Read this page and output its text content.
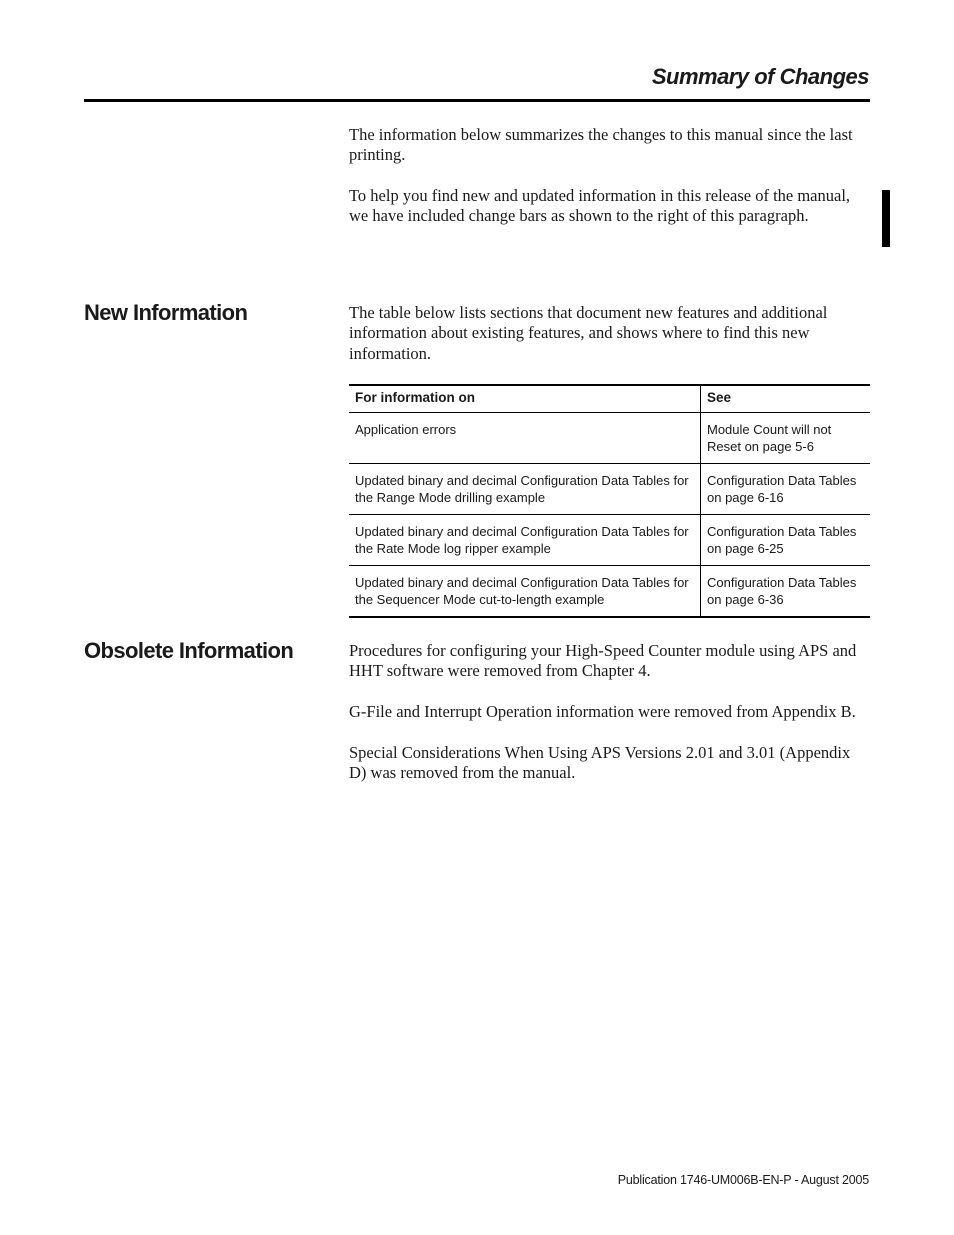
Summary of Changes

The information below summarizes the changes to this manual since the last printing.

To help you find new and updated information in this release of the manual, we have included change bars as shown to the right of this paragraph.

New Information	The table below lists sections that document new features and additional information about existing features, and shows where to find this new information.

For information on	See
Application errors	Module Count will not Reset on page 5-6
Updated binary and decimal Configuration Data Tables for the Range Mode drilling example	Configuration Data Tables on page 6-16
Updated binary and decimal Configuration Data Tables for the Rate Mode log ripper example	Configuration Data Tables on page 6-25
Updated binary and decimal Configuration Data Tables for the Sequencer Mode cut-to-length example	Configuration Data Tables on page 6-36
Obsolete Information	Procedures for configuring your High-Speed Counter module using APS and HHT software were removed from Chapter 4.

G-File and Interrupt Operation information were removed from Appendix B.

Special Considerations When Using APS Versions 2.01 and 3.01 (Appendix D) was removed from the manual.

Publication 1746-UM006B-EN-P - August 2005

——

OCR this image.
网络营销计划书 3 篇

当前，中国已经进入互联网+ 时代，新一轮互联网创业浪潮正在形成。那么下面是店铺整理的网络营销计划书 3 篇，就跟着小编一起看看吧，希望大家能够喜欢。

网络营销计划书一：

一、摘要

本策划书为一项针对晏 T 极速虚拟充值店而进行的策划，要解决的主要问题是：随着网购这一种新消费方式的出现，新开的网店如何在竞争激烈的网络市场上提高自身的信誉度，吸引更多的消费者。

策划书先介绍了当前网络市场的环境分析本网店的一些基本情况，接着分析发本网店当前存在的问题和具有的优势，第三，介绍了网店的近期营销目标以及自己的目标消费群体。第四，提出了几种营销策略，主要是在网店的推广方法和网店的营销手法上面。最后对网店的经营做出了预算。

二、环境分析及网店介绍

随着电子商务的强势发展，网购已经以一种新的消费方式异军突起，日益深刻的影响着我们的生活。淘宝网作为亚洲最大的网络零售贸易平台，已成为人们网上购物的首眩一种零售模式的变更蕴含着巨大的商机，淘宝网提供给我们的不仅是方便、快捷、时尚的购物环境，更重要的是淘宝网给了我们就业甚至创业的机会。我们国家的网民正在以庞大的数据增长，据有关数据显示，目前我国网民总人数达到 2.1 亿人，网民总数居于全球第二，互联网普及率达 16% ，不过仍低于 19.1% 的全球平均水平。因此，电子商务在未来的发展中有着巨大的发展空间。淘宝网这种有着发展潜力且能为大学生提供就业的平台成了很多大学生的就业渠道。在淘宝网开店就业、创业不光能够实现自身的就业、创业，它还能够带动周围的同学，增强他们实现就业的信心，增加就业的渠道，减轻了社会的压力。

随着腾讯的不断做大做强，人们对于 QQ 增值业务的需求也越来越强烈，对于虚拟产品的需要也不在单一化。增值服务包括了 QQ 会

——

- Your instructions -
Among the lines of the data, identify those with the word "below". Copy each of them.

- Finished answer -
The information below summarizes the changes to this manual since the last printing.
New Information	The table below lists sections that document new features and additional information about existing features, and shows where to find this new information.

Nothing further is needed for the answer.